▶ _Written problem_
Copy each line holding the string "Ontario".

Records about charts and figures
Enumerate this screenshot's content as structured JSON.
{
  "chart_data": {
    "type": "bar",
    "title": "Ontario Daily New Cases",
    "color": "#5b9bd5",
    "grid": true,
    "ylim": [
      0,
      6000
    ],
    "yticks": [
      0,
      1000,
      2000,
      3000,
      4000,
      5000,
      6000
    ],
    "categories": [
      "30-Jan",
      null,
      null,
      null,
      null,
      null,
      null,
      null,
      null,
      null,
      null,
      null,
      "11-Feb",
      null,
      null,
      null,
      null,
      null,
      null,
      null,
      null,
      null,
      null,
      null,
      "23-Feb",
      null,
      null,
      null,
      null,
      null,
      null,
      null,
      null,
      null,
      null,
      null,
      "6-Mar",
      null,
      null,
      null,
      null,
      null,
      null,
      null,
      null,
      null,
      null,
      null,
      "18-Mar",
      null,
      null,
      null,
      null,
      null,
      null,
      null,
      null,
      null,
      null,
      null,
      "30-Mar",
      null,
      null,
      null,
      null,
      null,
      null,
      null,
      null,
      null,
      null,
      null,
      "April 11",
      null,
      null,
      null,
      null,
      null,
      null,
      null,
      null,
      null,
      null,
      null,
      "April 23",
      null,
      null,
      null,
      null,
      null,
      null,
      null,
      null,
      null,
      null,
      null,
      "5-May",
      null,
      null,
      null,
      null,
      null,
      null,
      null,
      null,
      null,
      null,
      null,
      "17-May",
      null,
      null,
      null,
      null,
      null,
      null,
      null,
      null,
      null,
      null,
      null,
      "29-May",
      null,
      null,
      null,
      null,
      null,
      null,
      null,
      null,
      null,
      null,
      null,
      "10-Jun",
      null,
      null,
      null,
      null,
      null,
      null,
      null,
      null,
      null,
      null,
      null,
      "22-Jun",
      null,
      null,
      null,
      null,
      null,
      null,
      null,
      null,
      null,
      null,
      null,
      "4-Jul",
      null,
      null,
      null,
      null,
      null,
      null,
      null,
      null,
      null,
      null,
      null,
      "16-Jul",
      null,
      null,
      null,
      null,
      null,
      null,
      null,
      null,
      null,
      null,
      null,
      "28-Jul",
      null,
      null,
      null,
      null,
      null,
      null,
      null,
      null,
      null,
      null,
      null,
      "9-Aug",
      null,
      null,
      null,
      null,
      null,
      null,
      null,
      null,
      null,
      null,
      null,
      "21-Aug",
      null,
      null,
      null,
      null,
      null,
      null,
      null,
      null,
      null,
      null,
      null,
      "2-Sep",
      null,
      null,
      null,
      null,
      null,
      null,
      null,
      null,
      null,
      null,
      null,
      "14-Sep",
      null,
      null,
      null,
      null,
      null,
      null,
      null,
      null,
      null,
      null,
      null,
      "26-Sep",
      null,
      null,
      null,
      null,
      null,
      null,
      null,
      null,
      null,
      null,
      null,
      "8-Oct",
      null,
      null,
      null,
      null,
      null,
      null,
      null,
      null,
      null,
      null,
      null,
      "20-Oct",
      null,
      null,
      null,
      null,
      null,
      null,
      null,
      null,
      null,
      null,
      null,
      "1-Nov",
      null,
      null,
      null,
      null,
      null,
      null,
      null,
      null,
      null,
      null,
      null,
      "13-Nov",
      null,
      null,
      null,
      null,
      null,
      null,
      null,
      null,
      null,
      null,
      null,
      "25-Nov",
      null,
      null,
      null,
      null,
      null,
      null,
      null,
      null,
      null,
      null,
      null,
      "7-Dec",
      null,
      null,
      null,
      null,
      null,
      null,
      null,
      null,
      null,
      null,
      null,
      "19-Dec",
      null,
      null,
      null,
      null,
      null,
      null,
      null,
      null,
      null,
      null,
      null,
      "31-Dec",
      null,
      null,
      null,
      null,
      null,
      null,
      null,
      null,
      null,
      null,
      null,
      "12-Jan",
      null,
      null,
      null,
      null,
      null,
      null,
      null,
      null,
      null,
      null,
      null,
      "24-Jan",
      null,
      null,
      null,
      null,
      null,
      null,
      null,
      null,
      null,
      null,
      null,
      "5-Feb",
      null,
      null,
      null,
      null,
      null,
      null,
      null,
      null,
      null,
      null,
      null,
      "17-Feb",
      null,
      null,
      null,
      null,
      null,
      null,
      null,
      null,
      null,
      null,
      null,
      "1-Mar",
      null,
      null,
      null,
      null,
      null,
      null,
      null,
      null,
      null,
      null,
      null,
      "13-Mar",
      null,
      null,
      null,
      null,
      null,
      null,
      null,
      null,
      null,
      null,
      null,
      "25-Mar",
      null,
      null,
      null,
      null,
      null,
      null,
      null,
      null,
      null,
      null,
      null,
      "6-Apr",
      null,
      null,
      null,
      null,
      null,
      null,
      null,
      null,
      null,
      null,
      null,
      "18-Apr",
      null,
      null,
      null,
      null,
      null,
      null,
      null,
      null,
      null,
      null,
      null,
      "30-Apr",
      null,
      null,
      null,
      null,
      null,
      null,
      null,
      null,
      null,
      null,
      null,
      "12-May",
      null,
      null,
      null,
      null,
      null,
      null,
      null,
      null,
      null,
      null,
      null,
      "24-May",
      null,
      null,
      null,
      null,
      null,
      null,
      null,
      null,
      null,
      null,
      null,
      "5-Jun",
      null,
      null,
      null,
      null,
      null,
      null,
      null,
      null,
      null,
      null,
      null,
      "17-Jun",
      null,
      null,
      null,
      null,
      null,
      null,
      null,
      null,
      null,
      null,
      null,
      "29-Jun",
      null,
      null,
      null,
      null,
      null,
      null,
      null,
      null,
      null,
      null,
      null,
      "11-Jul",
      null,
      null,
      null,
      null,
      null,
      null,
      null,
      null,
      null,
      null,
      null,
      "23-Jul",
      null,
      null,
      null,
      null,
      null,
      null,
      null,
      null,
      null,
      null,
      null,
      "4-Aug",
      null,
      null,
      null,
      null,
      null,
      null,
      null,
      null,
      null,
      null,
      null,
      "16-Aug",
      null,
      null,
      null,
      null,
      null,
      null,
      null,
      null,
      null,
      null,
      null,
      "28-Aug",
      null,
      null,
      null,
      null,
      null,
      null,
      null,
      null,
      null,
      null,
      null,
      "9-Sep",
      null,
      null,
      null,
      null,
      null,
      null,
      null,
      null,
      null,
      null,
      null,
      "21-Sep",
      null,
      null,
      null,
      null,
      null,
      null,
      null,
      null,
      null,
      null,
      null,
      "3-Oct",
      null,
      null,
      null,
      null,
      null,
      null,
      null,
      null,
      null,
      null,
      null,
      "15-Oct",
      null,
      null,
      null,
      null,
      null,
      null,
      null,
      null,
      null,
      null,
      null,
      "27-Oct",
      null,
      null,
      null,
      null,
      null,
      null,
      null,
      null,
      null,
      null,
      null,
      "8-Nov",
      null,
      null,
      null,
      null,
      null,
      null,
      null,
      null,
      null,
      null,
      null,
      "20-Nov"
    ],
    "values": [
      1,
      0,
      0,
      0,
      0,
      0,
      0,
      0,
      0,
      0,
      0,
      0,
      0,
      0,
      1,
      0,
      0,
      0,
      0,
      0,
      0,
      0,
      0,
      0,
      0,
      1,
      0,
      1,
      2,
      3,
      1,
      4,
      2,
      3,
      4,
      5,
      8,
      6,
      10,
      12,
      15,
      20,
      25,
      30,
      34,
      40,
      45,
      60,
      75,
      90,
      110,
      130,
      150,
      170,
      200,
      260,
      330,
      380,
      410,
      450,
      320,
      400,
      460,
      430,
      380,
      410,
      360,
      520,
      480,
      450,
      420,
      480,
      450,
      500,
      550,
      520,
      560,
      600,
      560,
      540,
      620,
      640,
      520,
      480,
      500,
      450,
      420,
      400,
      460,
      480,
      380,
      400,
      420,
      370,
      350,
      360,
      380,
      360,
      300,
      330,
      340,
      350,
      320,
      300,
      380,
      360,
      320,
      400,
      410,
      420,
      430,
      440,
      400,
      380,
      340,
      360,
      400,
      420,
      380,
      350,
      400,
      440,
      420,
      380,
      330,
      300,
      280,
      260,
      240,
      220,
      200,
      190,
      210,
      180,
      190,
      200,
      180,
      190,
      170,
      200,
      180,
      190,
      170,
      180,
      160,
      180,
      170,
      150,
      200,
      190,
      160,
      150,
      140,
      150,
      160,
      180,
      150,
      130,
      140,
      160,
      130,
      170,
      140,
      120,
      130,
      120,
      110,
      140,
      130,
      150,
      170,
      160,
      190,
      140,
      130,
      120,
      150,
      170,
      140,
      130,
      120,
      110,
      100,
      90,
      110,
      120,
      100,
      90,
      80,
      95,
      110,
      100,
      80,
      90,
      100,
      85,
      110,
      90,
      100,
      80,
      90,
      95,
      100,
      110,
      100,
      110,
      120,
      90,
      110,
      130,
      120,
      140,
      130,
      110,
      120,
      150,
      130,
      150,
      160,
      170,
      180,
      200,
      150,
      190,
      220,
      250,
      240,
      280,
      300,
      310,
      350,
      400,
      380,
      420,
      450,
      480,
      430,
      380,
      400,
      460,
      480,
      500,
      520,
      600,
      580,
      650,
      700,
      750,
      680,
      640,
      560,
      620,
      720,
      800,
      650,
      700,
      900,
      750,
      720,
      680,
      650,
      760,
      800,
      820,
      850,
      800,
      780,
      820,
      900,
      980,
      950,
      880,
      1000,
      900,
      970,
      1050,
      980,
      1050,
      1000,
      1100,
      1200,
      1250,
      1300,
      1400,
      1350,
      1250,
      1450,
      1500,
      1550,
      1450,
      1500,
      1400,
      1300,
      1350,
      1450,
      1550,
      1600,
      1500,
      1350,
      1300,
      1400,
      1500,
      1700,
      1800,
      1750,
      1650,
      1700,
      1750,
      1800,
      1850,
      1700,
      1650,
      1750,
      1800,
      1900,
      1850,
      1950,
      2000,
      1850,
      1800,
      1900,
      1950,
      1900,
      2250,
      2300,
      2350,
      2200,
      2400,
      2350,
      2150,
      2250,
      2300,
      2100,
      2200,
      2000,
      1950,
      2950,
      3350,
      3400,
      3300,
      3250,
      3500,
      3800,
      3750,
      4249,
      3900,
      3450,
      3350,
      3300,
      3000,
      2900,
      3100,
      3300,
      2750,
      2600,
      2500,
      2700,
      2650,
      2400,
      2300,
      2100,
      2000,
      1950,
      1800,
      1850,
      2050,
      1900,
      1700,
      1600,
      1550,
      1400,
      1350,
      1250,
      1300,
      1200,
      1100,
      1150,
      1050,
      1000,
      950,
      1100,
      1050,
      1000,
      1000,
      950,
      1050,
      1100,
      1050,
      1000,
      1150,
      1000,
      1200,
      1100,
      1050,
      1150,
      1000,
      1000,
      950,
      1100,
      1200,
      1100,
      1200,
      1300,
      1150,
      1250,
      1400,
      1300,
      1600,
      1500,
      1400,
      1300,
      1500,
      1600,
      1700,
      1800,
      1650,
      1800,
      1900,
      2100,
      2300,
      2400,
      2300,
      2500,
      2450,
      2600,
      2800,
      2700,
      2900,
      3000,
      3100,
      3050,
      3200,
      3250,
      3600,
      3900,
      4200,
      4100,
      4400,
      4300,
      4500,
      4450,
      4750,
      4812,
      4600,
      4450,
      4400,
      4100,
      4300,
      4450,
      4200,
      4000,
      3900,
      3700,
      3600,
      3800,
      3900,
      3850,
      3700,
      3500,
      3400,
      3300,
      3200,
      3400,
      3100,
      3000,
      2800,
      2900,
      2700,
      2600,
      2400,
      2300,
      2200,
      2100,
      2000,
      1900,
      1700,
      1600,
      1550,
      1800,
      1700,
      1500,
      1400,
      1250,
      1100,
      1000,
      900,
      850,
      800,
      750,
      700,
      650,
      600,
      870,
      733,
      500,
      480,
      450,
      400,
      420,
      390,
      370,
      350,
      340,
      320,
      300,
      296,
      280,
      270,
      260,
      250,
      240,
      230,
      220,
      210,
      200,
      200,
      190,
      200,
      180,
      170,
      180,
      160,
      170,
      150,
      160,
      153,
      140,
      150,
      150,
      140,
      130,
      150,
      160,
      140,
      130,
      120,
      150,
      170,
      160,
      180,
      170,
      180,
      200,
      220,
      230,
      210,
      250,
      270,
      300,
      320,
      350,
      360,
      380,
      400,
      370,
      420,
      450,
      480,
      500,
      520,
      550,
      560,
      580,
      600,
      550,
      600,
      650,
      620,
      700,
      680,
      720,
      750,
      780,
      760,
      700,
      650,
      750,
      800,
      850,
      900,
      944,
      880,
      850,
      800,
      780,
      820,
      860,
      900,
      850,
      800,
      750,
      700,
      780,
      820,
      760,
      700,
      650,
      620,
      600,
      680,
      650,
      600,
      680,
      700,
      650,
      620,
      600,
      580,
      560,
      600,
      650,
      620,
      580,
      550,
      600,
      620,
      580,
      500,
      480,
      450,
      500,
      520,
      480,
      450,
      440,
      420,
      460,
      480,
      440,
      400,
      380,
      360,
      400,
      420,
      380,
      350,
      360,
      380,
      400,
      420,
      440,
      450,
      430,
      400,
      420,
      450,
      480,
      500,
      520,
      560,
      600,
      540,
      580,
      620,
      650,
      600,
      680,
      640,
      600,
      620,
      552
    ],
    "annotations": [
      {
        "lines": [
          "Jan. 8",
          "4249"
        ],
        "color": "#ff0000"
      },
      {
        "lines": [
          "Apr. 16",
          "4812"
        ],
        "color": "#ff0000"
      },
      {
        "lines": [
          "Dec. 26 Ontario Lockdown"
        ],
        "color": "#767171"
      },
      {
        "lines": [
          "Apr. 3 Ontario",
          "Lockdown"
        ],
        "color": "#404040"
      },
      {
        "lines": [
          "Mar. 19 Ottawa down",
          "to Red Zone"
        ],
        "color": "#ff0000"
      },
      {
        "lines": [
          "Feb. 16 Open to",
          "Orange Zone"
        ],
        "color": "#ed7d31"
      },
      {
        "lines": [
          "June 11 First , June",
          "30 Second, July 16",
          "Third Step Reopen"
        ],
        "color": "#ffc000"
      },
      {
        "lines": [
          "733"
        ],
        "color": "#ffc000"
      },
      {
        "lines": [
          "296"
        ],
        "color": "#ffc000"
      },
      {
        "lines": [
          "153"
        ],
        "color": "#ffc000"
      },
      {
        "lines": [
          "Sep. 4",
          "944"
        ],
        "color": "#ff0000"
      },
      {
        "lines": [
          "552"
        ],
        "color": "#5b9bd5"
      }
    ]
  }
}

▶ _Task result_
    "title": "Ontario Daily New Cases",
          "Dec. 26 Ontario Lockdown"
          "Apr. 3 Ontario",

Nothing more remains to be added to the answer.